■ GIVEN PROBLEM ■
Omit all images. Write out the rest of the material exactly.

■ DATASET ■
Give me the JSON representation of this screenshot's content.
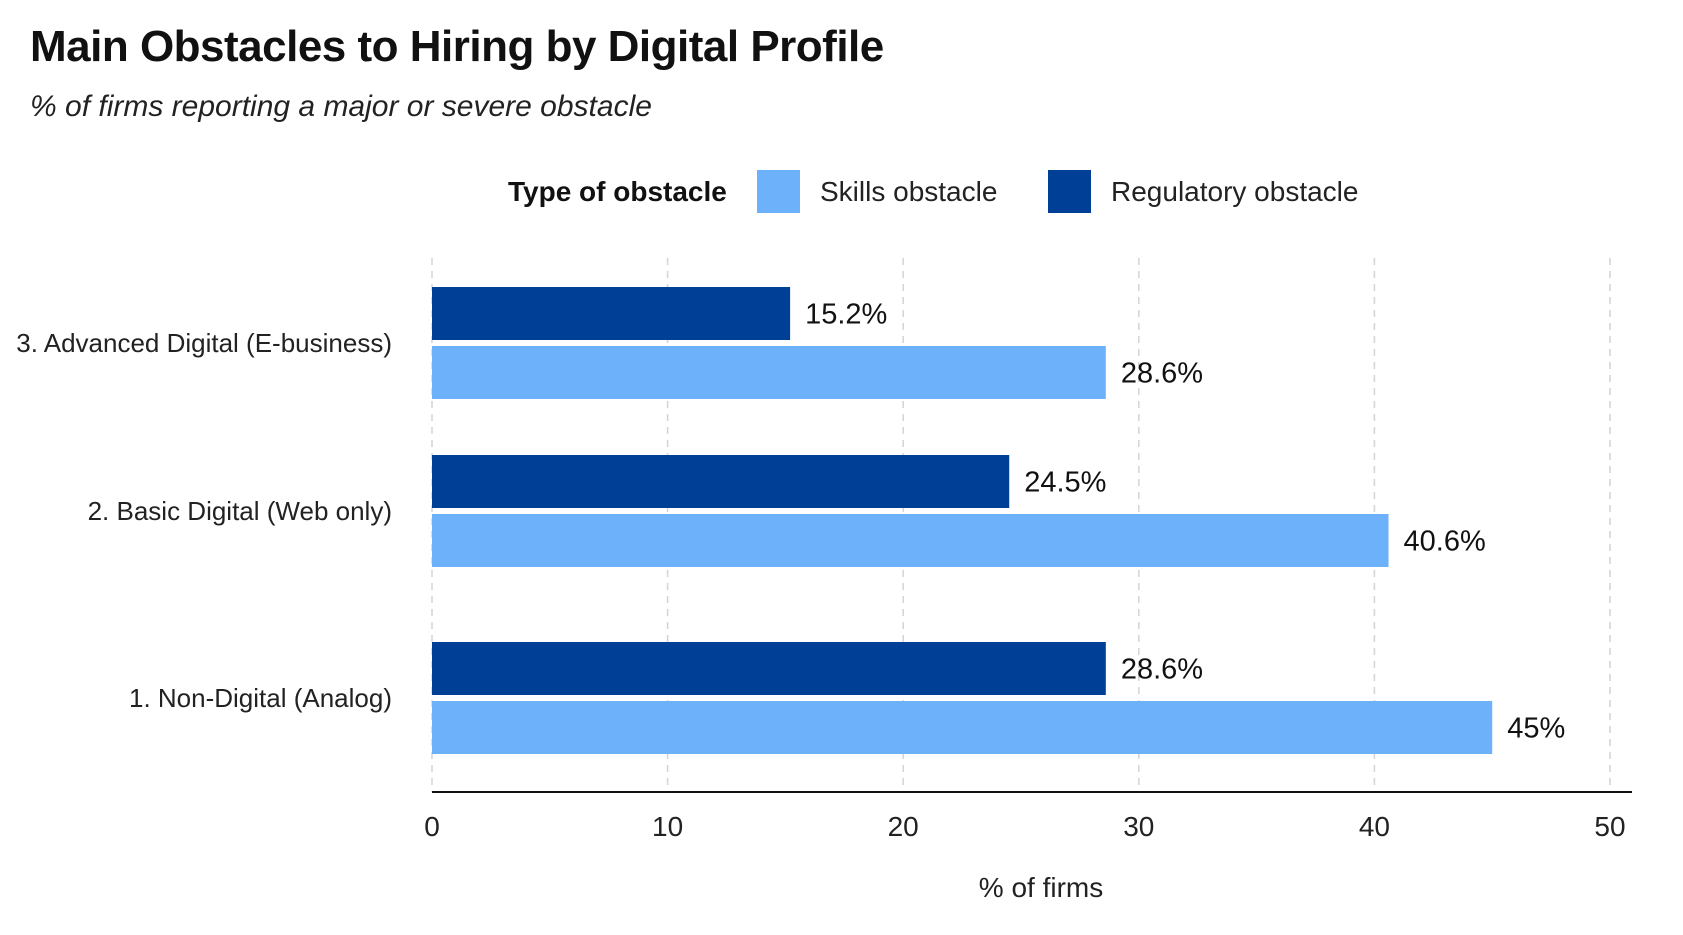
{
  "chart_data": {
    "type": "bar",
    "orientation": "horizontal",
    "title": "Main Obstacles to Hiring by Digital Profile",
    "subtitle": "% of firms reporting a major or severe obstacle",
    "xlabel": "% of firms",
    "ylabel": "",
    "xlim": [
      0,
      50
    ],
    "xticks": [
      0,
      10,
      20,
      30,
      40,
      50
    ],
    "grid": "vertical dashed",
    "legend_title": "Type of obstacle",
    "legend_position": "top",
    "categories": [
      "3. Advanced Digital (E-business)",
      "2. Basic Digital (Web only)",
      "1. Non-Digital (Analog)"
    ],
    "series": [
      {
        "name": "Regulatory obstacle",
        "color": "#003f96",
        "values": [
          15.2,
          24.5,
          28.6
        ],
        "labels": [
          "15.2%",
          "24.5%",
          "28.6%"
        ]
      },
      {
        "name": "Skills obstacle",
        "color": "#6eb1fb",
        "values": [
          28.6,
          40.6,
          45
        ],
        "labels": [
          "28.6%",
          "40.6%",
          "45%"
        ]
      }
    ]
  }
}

■ WRITTEN SOLUTION ■
Give me the JSON representation of this screenshot's content.
{
  "chart_data": {
    "type": "bar",
    "orientation": "horizontal",
    "title": "Main Obstacles to Hiring by Digital Profile",
    "subtitle": "% of firms reporting a major or severe obstacle",
    "xlabel": "% of firms",
    "ylabel": "",
    "xlim": [
      0,
      50
    ],
    "xticks": [
      0,
      10,
      20,
      30,
      40,
      50
    ],
    "grid": "vertical dashed",
    "legend_title": "Type of obstacle",
    "legend_position": "top",
    "categories": [
      "3. Advanced Digital (E-business)",
      "2. Basic Digital (Web only)",
      "1. Non-Digital (Analog)"
    ],
    "series": [
      {
        "name": "Regulatory obstacle",
        "color": "#003f96",
        "values": [
          15.2,
          24.5,
          28.6
        ],
        "labels": [
          "15.2%",
          "24.5%",
          "28.6%"
        ]
      },
      {
        "name": "Skills obstacle",
        "color": "#6eb1fb",
        "values": [
          28.6,
          40.6,
          45
        ],
        "labels": [
          "28.6%",
          "40.6%",
          "45%"
        ]
      }
    ]
  }
}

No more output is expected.